### [DIRECTIONS FOR THIS TASK]
Everything from the line containing "What text is on this page?" through the last line of the data below is to be retyped exactly, apart from the pictures.

### [EXCERPTED RECORDS]
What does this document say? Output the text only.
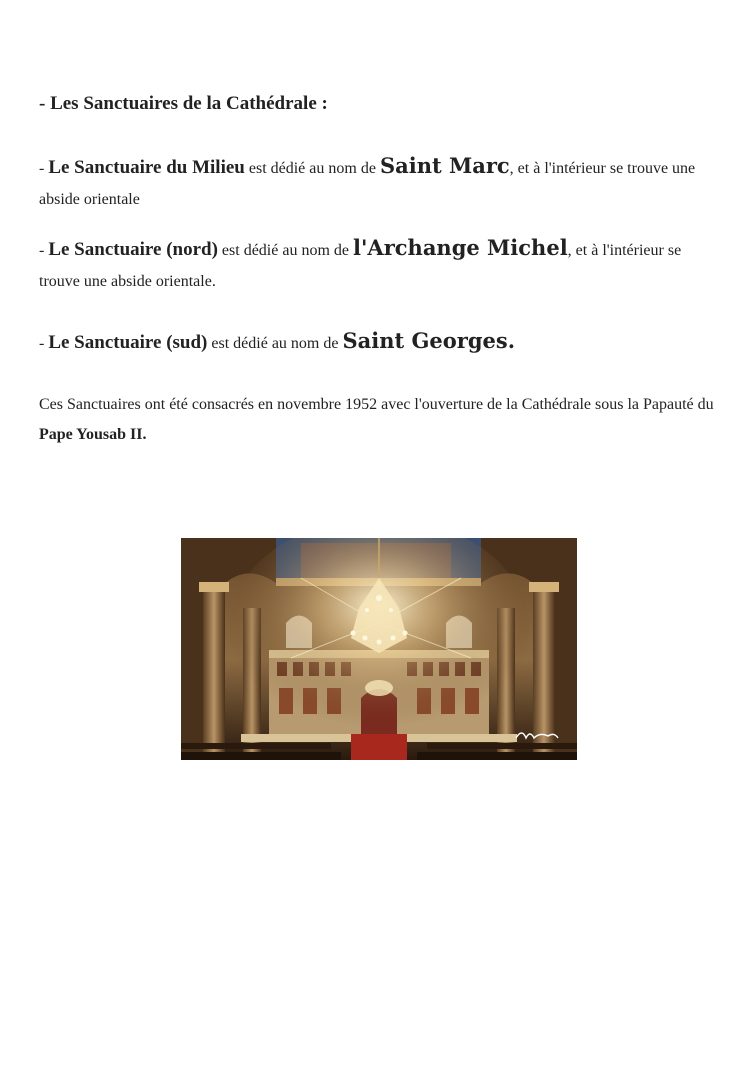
- Les Sanctuaires de la Cathédrale :

- Le Sanctuaire du Milieu est dédié au nom de Saint Marc, et à l'intérieur se trouve une abside orientale

- Le Sanctuaire (nord) est dédié au nom de l'Archange Michel, et à l'intérieur se trouve une abside orientale.

- Le Sanctuaire (sud) est dédié au nom de Saint Georges.

Ces Sanctuaires ont été consacrés en novembre 1952 avec l'ouverture de la Cathédrale sous la Papauté du Pape Yousab II.
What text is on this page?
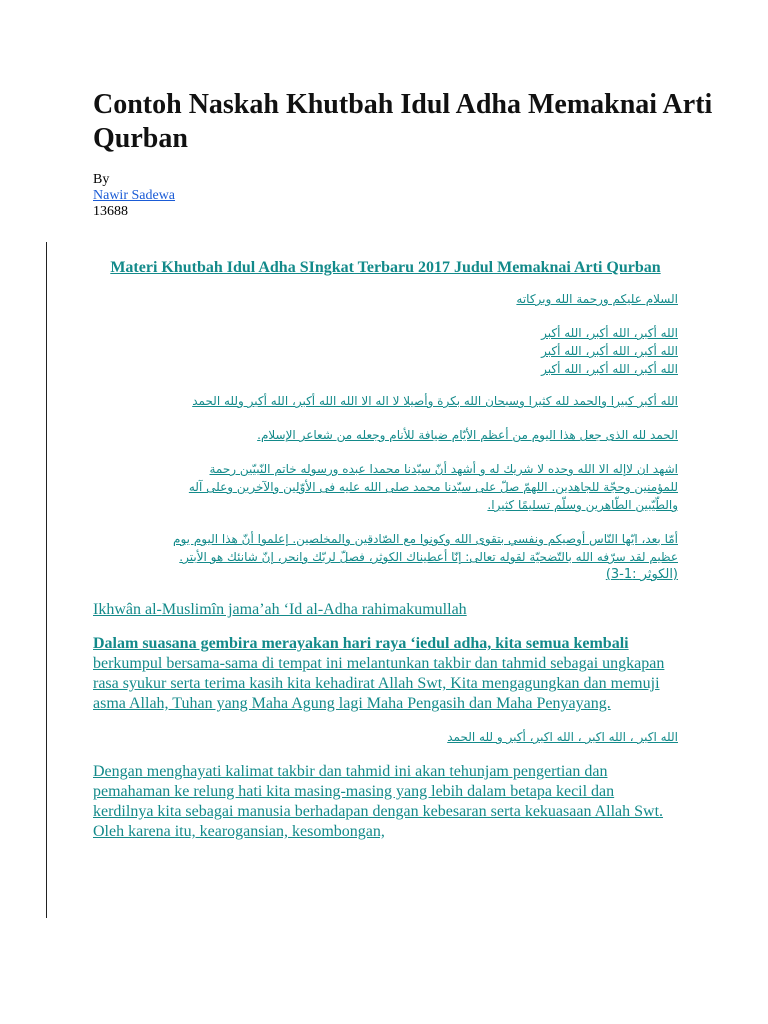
Contoh Naskah Khutbah Idul Adha Memaknai Arti Qurban
By
Nawir Sadewa
13688

Materi Khutbah Idul Adha SIngkat Terbaru 2017 Judul Memaknai Arti Qurban

السلام عليكم ورحمة الله وبركاته

الله أكبر، الله أكبر، الله أكبر

الله أكبر، الله أكبر، الله أكبر

الله أكبر، الله أكبر، الله أكبر

الله أكبر كبيرا والحمد لله كثيرا وسبحان الله بكرة وأصيلا لا اله الا الله الله أكبر، الله أكبر ولله الحمد

الحمد لله الذى جعل هذا اليوم من أعظم الأيّام ضيافة للأنام وجعله من شعاعر الإسلام.

اشهد ان لاإله الا الله وحده لا شريك له و أشهد أنّ سيّدنا محمدا عبده ورسوله خاتم النّبيّين رحمة

للمؤمنين وحجّة للجاهدين. اللهمّ صلّ على سيّدنا محمد صلى الله عليه فى الأوّلين والآخرين وعلى آله

والطّيّبين الطّاهرين وسلّم تسليمًا كثيرا.

أمّا بعد، ايّها النّاس أوصيكم ونفسي بتقوى الله وكونوا مع الصّادقين والمخلصين. إعلموا أنّ هذا اليوم يوم

عظيم لقد سرّفه الله بالتّضحيّة لقوله تعالى: إنّا أعطيناك الكوثر، فصلّ لربّك وانحر، إنّ شانئك هو الأبتر.

(الكوثر :1-3)

Ikhwân al-Muslimîn jama’ah ‘Id al-Adha rahimakumullah

Dalam suasana gembira merayakan hari raya ‘iedul adha, kita semua kembali berkumpul bersama-sama di tempat ini melantunkan takbir dan tahmid sebagai ungkapan rasa syukur serta terima kasih kita kehadirat Allah Swt, Kita mengagungkan dan memuji asma Allah, Tuhan yang Maha Agung lagi Maha Pengasih dan Maha Penyayang.

الله اكبر ، الله اكبر ، الله اكبر، أكبر و لله الحمد

Dengan menghayati kalimat takbir dan tahmid ini akan tehunjam pengertian dan pemahaman ke relung hati kita masing-masing yang lebih dalam betapa kecil dan kerdilnya kita sebagai manusia berhadapan dengan kebesaran serta kekuasaan Allah Swt. Oleh karena itu, kearogansian, kesombongan,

### [CORRECT ANSWER]
What text is on this page?
Contoh Naskah Khutbah Idul Adha Memaknai Arti Qurban
By
Nawir Sadewa
13688

Materi Khutbah Idul Adha SIngkat Terbaru 2017 Judul Memaknai Arti Qurban

السلام عليكم ورحمة الله وبركاته

الله أكبر، الله أكبر، الله أكبر

الله أكبر، الله أكبر، الله أكبر

الله أكبر، الله أكبر، الله أكبر

الله أكبر كبيرا والحمد لله كثيرا وسبحان الله بكرة وأصيلا لا اله الا الله الله أكبر، الله أكبر ولله الحمد

الحمد لله الذى جعل هذا اليوم من أعظم الأيّام ضيافة للأنام وجعله من شعاعر الإسلام.

اشهد ان لاإله الا الله وحده لا شريك له و أشهد أنّ سيّدنا محمدا عبده ورسوله خاتم النّبيّين رحمة

للمؤمنين وحجّة للجاهدين. اللهمّ صلّ على سيّدنا محمد صلى الله عليه فى الأوّلين والآخرين وعلى آله

والطّيّبين الطّاهرين وسلّم تسليمًا كثيرا.

أمّا بعد، ايّها النّاس أوصيكم ونفسي بتقوى الله وكونوا مع الصّادقين والمخلصين. إعلموا أنّ هذا اليوم يوم

عظيم لقد سرّفه الله بالتّضحيّة لقوله تعالى: إنّا أعطيناك الكوثر، فصلّ لربّك وانحر، إنّ شانئك هو الأبتر.

(الكوثر :1-3)

Ikhwân al-Muslimîn jama’ah ‘Id al-Adha rahimakumullah

Dalam suasana gembira merayakan hari raya ‘iedul adha, kita semua kembali berkumpul bersama-sama di tempat ini melantunkan takbir dan tahmid sebagai ungkapan rasa syukur serta terima kasih kita kehadirat Allah Swt, Kita mengagungkan dan memuji asma Allah, Tuhan yang Maha Agung lagi Maha Pengasih dan Maha Penyayang.

الله اكبر ، الله اكبر ، الله اكبر، أكبر و لله الحمد

Dengan menghayati kalimat takbir dan tahmid ini akan tehunjam pengertian dan pemahaman ke relung hati kita masing-masing yang lebih dalam betapa kecil dan kerdilnya kita sebagai manusia berhadapan dengan kebesaran serta kekuasaan Allah Swt. Oleh karena itu, kearogansian, kesombongan,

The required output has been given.